▶ _TASK_:
Whenever a line below holds the word "letter", copy that line.

▶ _EXERCISE DATA_:
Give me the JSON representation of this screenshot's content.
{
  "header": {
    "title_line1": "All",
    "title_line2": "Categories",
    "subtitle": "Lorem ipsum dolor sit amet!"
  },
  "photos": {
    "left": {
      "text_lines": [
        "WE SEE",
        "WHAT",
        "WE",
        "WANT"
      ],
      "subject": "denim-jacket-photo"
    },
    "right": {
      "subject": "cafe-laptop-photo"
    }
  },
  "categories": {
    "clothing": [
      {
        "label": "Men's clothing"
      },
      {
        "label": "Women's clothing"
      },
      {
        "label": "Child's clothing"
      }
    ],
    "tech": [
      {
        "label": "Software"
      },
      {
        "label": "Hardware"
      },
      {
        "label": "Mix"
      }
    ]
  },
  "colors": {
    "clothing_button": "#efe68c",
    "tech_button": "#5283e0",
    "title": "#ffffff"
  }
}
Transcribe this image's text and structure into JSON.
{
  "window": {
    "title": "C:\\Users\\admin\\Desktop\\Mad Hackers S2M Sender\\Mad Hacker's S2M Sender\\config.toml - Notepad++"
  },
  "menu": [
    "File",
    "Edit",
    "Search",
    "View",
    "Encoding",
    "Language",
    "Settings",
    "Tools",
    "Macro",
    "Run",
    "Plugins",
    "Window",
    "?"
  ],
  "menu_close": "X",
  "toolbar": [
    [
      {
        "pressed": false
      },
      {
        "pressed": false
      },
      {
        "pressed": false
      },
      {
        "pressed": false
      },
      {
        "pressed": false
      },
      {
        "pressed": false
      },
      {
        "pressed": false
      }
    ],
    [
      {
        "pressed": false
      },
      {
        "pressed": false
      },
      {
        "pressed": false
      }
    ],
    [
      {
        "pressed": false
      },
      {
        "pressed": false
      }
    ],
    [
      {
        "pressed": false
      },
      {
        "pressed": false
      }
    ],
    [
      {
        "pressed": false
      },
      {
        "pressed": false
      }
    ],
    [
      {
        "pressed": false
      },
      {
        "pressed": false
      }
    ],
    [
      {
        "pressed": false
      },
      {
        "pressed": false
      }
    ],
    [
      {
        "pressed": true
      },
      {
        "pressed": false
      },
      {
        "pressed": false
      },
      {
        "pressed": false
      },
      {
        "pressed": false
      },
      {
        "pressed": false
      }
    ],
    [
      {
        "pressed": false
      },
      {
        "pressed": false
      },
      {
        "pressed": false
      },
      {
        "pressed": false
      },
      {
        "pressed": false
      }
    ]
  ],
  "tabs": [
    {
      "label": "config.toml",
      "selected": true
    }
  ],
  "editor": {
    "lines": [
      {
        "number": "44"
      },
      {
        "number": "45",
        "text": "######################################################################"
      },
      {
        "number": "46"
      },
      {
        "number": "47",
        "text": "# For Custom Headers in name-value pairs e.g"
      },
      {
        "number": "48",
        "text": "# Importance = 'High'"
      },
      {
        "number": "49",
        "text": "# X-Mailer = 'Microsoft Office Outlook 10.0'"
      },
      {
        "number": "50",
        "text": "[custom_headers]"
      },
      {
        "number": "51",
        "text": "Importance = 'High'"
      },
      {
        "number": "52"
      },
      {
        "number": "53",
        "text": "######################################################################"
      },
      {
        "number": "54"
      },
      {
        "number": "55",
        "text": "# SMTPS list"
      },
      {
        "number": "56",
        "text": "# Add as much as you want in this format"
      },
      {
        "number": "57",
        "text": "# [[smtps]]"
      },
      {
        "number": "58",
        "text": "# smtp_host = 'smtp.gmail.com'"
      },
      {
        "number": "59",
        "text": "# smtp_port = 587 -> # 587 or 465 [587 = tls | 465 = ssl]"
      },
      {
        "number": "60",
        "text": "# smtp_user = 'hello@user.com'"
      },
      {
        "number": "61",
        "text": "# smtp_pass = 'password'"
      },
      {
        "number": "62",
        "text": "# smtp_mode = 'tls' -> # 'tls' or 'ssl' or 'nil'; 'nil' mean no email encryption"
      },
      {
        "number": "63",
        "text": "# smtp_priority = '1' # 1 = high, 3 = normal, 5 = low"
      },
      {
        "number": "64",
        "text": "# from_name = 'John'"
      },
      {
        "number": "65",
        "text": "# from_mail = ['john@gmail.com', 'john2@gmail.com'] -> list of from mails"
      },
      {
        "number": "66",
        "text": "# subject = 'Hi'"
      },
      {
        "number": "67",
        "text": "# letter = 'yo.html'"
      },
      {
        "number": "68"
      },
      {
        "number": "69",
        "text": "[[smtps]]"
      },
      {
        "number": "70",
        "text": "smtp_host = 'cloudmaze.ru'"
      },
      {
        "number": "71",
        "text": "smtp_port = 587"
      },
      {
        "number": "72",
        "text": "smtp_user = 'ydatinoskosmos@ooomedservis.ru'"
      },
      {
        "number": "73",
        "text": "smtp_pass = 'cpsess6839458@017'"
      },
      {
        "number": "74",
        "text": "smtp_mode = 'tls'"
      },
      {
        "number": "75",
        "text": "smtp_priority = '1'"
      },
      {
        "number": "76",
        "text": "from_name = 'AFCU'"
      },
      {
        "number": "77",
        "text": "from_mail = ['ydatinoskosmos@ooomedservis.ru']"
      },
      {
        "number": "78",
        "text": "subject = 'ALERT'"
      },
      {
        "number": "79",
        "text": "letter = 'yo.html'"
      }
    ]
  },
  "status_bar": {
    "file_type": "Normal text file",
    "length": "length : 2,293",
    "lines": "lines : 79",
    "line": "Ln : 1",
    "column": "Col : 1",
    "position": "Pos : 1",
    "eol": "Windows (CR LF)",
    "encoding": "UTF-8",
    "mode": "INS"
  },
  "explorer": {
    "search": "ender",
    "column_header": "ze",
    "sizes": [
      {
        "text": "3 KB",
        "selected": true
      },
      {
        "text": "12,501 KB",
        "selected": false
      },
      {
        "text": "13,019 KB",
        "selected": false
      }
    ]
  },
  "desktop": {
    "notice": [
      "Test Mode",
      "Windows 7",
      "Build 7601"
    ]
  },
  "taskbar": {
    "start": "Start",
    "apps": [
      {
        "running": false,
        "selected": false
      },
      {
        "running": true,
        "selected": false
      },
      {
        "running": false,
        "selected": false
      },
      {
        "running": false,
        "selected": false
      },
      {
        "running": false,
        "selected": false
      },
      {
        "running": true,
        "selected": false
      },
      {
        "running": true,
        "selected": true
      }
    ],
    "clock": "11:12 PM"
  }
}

▶ _EXERCISE SOLUTION_:
        "text": "# letter = 'yo.html'"
        "text": "letter = 'yo.html'"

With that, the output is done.